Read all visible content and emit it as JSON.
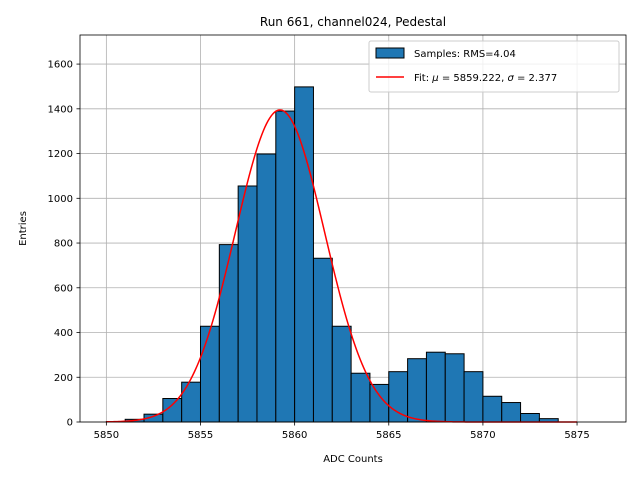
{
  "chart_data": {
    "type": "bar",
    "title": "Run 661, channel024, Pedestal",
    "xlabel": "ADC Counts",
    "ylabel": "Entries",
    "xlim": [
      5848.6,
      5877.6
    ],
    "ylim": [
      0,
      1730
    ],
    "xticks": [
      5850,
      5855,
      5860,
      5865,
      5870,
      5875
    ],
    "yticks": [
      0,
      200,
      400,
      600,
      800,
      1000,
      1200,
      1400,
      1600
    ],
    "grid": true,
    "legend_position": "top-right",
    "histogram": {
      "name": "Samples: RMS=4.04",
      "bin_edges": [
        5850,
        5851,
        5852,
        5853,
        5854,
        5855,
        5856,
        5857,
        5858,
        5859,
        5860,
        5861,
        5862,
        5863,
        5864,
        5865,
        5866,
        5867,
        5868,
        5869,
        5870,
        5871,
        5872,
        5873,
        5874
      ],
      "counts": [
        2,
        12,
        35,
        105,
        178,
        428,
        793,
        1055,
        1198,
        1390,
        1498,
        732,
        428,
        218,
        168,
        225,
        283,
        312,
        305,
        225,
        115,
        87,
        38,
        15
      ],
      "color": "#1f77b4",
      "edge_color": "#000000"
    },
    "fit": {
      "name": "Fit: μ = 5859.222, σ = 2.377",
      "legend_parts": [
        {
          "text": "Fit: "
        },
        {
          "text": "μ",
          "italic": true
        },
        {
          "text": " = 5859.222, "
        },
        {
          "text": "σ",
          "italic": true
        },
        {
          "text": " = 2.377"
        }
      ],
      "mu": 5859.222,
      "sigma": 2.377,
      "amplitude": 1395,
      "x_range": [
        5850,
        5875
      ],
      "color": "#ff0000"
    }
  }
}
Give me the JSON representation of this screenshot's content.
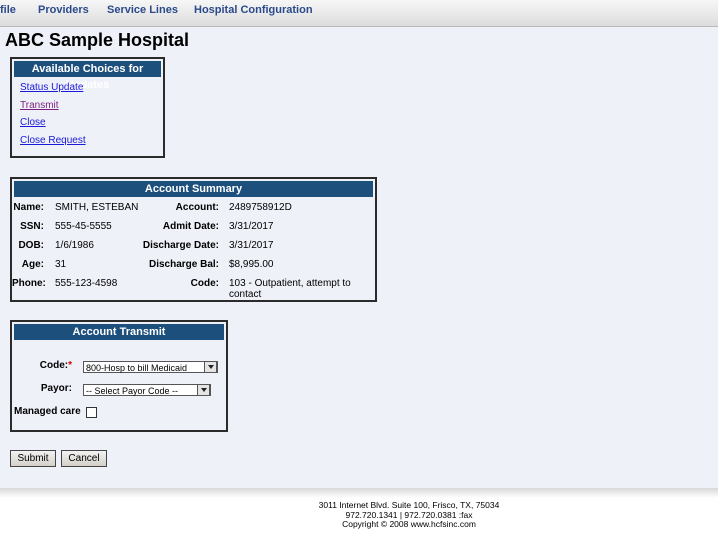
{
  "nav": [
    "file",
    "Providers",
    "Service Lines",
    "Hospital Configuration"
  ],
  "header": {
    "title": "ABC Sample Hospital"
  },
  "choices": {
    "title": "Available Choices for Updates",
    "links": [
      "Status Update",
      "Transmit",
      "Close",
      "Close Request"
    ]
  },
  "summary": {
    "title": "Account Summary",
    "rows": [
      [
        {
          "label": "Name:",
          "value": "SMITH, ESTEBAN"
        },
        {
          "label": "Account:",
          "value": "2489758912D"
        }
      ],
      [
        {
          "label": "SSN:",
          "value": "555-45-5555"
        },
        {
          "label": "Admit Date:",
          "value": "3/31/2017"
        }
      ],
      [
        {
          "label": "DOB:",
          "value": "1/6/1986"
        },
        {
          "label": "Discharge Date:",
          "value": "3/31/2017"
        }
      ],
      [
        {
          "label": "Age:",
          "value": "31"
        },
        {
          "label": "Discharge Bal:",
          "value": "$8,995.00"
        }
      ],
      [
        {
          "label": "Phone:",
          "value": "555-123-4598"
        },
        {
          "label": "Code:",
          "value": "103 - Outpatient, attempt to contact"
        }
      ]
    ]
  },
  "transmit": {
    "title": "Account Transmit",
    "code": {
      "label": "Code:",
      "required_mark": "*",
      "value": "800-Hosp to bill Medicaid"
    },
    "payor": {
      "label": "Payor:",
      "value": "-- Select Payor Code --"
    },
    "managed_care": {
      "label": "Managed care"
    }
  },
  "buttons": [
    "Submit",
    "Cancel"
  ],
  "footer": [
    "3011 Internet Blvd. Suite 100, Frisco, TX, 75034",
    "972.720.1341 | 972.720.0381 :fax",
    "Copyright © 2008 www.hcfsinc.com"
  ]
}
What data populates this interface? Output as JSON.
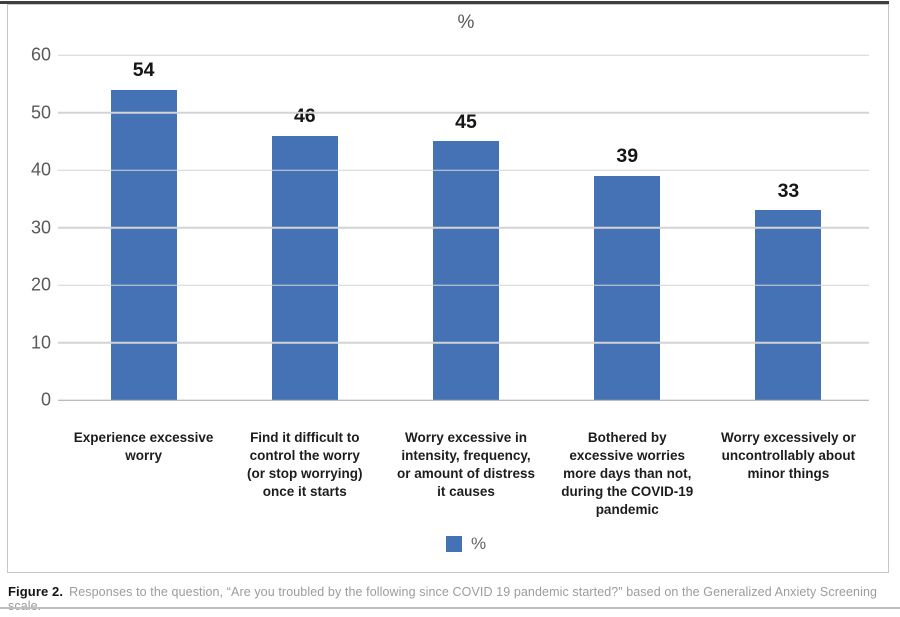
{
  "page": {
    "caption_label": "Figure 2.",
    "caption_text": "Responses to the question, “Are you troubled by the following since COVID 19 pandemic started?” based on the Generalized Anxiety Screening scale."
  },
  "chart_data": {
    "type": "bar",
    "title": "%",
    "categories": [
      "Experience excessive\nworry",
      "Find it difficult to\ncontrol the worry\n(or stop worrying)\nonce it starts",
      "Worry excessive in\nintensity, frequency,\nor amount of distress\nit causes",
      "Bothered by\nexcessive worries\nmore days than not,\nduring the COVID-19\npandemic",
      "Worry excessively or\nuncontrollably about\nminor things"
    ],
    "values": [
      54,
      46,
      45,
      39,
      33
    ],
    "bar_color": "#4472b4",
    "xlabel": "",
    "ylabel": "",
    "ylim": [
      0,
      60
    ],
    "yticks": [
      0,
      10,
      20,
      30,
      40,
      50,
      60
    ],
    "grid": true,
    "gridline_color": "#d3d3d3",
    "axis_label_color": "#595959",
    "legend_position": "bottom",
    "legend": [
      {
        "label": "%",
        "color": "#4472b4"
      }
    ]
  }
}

+===+

### What the task asks
Find the line containing "What data populates" in the listing above. Restate it and every line after it, word for word, through the final line, leaving out the pictures.

### The answer
What data populates this interface? Output as JSON.
{
  "page": {
    "caption_label": "Figure 2.",
    "caption_text": "Responses to the question, “Are you troubled by the following since COVID 19 pandemic started?” based on the Generalized Anxiety Screening scale."
  },
  "chart_data": {
    "type": "bar",
    "title": "%",
    "categories": [
      "Experience excessive\nworry",
      "Find it difficult to\ncontrol the worry\n(or stop worrying)\nonce it starts",
      "Worry excessive in\nintensity, frequency,\nor amount of distress\nit causes",
      "Bothered by\nexcessive worries\nmore days than not,\nduring the COVID-19\npandemic",
      "Worry excessively or\nuncontrollably about\nminor things"
    ],
    "values": [
      54,
      46,
      45,
      39,
      33
    ],
    "bar_color": "#4472b4",
    "xlabel": "",
    "ylabel": "",
    "ylim": [
      0,
      60
    ],
    "yticks": [
      0,
      10,
      20,
      30,
      40,
      50,
      60
    ],
    "grid": true,
    "gridline_color": "#d3d3d3",
    "axis_label_color": "#595959",
    "legend_position": "bottom",
    "legend": [
      {
        "label": "%",
        "color": "#4472b4"
      }
    ]
  }
}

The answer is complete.